• _Instructions for the task_
Reproduce each line of the material precisely.

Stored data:

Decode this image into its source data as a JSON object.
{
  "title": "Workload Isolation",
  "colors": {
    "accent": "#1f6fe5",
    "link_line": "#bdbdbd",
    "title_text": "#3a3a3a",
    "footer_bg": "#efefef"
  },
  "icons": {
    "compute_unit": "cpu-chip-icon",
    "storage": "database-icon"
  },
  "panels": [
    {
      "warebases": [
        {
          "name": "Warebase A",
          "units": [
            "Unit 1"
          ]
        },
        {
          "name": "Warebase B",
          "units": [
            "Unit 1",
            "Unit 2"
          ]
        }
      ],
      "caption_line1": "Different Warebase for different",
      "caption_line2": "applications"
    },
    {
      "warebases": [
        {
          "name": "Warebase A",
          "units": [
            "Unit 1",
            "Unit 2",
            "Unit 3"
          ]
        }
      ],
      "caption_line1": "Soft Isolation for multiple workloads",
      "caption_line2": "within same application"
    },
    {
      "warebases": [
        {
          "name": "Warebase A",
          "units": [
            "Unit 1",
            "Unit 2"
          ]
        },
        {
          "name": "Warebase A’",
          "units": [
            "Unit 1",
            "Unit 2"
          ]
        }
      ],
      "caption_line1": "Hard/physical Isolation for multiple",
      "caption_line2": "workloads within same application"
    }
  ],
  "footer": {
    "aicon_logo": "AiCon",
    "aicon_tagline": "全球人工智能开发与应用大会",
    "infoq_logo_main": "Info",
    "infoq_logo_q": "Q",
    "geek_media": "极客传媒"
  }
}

• _Complete output_
Decode this image into its source data as a JSON object.
{
  "title": "Workload Isolation",
  "colors": {
    "accent": "#1f6fe5",
    "link_line": "#bdbdbd",
    "title_text": "#3a3a3a",
    "footer_bg": "#efefef"
  },
  "icons": {
    "compute_unit": "cpu-chip-icon",
    "storage": "database-icon"
  },
  "panels": [
    {
      "warebases": [
        {
          "name": "Warebase A",
          "units": [
            "Unit 1"
          ]
        },
        {
          "name": "Warebase B",
          "units": [
            "Unit 1",
            "Unit 2"
          ]
        }
      ],
      "caption_line1": "Different Warebase for different",
      "caption_line2": "applications"
    },
    {
      "warebases": [
        {
          "name": "Warebase A",
          "units": [
            "Unit 1",
            "Unit 2",
            "Unit 3"
          ]
        }
      ],
      "caption_line1": "Soft Isolation for multiple workloads",
      "caption_line2": "within same application"
    },
    {
      "warebases": [
        {
          "name": "Warebase A",
          "units": [
            "Unit 1",
            "Unit 2"
          ]
        },
        {
          "name": "Warebase A’",
          "units": [
            "Unit 1",
            "Unit 2"
          ]
        }
      ],
      "caption_line1": "Hard/physical Isolation for multiple",
      "caption_line2": "workloads within same application"
    }
  ],
  "footer": {
    "aicon_logo": "AiCon",
    "aicon_tagline": "全球人工智能开发与应用大会",
    "infoq_logo_main": "Info",
    "infoq_logo_q": "Q",
    "geek_media": "极客传媒"
  }
}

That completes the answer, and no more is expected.